Figure collection entries
★ ★ ★
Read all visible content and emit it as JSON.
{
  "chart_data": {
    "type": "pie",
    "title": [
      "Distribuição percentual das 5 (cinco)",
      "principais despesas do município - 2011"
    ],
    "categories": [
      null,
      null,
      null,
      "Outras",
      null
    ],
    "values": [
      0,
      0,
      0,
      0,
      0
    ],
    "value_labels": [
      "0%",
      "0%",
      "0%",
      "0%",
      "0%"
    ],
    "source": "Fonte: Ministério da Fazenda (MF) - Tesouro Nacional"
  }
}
★ ★ ★
#### [Exercise]
Copy each line of the data above without altering a single character.

#### [Output for this task]
Read all visible content and emit it as JSON.
{
  "chart_data": {
    "type": "pie",
    "title": [
      "Distribuição percentual das 5 (cinco)",
      "principais despesas do município - 2011"
    ],
    "categories": [
      null,
      null,
      null,
      "Outras",
      null
    ],
    "values": [
      0,
      0,
      0,
      0,
      0
    ],
    "value_labels": [
      "0%",
      "0%",
      "0%",
      "0%",
      "0%"
    ],
    "source": "Fonte: Ministério da Fazenda (MF) - Tesouro Nacional"
  }
}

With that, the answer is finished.